> Action item: Could you copy every line of the data that contains the word "title"?

Dataset listings of figures:

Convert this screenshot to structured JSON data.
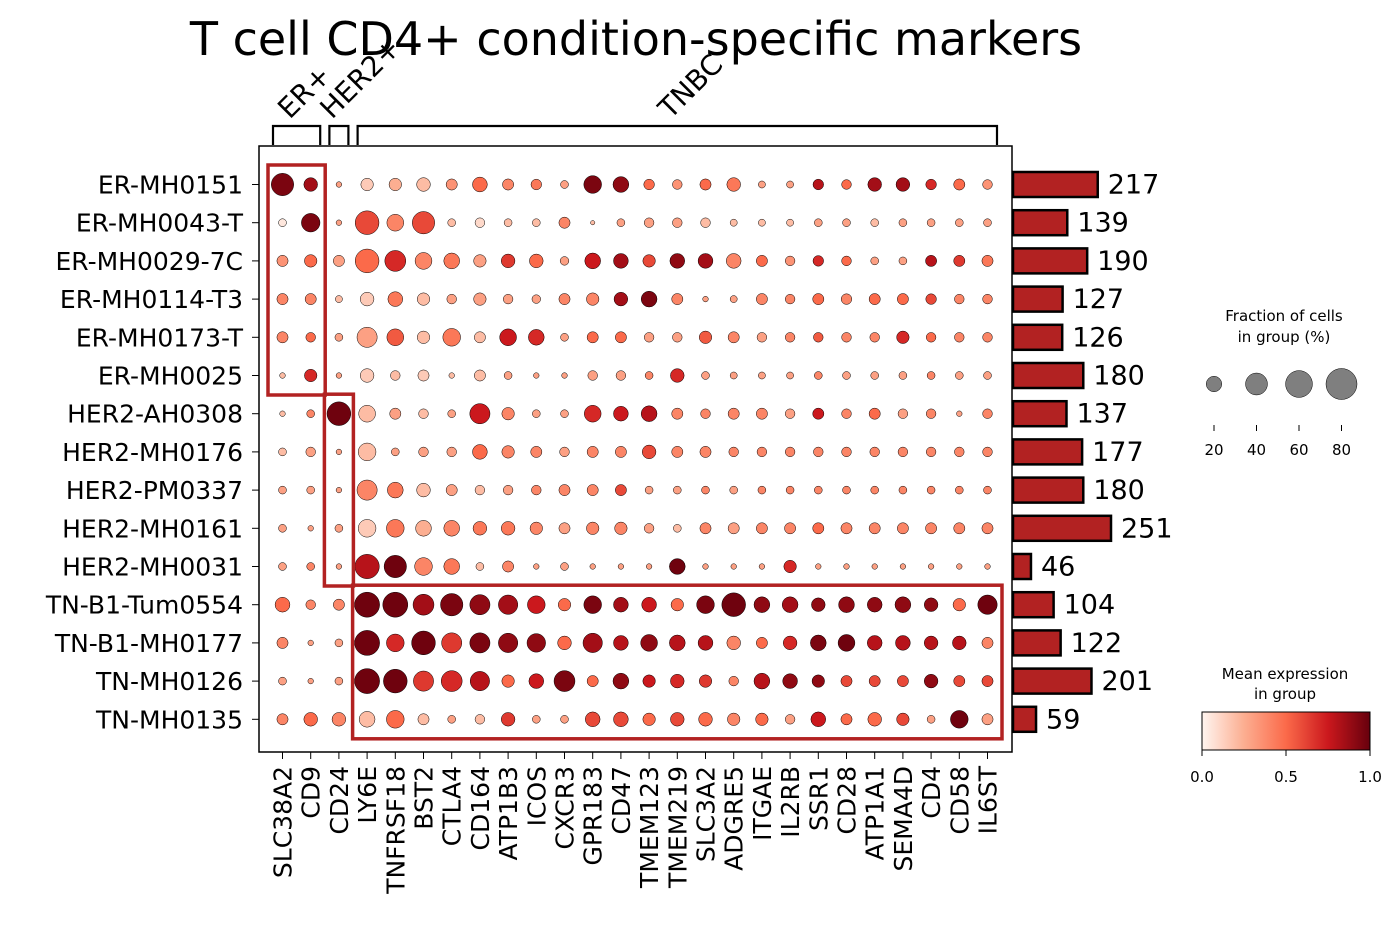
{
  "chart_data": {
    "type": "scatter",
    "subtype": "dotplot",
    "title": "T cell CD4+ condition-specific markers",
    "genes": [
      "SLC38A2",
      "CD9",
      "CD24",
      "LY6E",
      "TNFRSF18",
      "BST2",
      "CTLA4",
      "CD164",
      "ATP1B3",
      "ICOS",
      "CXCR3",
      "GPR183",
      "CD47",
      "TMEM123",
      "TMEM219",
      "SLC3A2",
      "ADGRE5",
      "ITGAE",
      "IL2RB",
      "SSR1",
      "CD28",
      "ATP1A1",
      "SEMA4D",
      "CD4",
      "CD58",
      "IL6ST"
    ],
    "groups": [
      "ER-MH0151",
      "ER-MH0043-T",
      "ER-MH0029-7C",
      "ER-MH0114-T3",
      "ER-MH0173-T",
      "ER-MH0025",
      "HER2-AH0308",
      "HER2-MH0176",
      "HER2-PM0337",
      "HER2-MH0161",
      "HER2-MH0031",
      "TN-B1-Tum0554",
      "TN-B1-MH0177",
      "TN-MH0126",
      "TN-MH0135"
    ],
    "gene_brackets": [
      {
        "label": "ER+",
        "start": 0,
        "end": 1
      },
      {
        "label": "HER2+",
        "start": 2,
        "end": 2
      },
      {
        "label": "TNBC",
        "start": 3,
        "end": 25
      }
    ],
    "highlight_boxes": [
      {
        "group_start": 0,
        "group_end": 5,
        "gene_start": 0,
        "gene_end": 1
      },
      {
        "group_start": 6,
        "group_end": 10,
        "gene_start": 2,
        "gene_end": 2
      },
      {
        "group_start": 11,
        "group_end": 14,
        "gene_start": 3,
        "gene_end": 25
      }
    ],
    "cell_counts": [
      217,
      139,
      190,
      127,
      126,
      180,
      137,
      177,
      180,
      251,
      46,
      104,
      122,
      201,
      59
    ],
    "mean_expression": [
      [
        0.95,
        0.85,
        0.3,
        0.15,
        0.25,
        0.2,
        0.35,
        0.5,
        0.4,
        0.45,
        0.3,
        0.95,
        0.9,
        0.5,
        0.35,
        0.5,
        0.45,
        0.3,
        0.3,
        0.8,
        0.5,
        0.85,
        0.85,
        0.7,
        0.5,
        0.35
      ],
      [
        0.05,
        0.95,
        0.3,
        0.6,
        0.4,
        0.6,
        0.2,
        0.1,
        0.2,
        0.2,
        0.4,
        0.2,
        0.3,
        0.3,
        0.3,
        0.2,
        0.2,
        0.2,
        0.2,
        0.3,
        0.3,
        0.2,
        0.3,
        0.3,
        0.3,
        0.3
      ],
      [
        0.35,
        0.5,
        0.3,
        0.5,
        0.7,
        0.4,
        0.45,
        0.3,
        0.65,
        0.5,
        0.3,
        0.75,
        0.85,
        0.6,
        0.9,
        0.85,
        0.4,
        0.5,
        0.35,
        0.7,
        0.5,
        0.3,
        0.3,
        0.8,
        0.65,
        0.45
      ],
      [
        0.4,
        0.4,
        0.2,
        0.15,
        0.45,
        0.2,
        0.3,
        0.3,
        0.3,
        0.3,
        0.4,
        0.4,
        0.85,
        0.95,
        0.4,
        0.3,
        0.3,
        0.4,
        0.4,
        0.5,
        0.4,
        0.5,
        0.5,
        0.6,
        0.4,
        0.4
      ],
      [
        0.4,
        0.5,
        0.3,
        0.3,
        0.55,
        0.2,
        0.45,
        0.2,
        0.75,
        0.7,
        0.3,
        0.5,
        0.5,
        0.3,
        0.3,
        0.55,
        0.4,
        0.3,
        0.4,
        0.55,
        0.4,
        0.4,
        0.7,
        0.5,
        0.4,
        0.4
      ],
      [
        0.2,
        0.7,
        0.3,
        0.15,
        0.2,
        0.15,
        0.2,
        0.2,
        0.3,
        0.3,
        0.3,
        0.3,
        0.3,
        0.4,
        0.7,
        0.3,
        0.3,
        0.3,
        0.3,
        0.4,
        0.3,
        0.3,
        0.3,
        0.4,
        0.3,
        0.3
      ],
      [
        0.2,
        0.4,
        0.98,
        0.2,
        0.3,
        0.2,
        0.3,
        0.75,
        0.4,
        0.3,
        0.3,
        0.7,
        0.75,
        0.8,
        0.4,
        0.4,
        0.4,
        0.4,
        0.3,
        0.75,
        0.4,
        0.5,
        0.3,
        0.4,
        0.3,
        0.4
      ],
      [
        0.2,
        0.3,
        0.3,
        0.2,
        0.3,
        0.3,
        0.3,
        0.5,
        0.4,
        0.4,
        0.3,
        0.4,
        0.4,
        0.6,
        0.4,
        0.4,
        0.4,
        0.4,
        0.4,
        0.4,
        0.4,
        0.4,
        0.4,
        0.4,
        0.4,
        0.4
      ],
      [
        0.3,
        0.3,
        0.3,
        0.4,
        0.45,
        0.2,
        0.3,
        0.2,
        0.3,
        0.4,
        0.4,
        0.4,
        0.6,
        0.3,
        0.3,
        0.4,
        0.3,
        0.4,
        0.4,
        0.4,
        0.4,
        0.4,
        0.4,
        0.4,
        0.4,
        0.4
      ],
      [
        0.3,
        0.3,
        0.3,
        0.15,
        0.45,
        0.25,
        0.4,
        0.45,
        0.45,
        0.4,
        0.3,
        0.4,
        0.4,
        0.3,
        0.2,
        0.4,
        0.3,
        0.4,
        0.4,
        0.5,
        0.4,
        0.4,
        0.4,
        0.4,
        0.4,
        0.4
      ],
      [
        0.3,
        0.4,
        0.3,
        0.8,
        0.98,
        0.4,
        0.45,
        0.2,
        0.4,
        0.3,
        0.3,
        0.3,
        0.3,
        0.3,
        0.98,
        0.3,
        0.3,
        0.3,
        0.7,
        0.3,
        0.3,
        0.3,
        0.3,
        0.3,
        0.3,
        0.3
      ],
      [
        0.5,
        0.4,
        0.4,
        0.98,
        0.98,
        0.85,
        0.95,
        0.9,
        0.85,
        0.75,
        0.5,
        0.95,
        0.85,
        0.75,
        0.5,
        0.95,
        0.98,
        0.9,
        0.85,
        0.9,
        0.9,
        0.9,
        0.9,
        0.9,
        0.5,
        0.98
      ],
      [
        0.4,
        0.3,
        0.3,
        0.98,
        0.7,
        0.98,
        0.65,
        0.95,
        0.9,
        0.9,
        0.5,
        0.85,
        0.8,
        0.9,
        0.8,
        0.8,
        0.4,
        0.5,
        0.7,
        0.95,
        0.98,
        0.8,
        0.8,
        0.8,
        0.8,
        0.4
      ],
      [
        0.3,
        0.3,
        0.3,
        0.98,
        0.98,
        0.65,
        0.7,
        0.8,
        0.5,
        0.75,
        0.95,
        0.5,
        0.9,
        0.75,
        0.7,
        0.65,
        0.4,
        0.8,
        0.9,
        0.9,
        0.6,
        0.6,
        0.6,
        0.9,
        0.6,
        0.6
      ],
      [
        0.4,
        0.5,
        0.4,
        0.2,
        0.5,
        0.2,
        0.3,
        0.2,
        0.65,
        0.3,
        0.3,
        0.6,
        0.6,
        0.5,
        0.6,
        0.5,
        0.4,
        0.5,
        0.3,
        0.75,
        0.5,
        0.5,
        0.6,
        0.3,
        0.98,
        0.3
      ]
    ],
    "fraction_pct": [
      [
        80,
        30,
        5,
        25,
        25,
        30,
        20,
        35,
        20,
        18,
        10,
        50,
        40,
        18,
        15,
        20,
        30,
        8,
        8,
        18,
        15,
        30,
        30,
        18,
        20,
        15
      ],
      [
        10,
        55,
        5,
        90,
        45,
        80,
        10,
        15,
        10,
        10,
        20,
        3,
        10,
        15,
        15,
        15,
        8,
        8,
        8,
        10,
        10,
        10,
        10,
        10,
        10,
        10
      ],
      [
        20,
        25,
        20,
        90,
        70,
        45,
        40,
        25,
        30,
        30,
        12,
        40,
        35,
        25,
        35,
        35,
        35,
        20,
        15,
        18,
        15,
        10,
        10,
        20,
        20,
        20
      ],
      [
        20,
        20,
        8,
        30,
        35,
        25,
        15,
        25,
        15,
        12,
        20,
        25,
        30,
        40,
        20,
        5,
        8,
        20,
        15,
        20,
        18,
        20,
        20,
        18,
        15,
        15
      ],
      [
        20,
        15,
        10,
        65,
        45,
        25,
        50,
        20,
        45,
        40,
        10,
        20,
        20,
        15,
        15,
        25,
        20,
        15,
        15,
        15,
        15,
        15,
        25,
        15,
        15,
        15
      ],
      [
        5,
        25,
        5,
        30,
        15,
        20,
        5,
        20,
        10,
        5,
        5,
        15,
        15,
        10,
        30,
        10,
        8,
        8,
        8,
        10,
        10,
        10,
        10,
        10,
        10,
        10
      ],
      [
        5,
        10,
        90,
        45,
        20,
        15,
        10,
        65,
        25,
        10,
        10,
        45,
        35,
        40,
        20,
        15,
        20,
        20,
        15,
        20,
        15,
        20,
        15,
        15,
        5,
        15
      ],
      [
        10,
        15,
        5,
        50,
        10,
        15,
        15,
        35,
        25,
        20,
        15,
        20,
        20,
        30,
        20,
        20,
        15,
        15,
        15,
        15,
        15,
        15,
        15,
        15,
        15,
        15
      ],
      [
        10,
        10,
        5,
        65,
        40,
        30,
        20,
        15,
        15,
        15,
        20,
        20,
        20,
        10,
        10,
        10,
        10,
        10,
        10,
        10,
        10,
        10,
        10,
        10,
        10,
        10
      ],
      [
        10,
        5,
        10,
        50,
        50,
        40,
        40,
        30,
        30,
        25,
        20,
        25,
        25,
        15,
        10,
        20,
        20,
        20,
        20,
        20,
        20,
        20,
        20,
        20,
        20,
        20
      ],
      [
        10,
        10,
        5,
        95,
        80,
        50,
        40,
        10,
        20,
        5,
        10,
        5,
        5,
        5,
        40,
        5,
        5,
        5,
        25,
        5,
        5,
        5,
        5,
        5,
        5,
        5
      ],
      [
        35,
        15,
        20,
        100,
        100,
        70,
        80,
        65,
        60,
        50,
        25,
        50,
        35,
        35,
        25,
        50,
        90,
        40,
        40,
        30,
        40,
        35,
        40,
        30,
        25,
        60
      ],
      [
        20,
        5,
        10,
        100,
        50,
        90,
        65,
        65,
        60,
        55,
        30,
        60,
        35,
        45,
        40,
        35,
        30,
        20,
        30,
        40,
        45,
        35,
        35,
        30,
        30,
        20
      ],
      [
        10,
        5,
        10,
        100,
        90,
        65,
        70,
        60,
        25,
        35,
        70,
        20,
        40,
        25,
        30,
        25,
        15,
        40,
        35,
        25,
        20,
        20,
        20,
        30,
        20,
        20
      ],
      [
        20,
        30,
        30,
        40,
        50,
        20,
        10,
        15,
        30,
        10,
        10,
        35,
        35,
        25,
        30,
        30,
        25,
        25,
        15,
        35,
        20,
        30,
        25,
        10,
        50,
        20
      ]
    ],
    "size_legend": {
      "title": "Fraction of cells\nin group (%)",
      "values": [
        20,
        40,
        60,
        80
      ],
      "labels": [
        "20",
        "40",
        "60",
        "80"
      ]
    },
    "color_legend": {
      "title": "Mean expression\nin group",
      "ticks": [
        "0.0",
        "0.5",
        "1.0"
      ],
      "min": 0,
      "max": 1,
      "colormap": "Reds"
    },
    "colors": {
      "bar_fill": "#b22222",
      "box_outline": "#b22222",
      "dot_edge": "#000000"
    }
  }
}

> Answer to the exercise:
    "title": "T cell CD4+ condition-specific markers",
      "title": "Fraction of cells\nin group (%)",
      "title": "Mean expression\nin group",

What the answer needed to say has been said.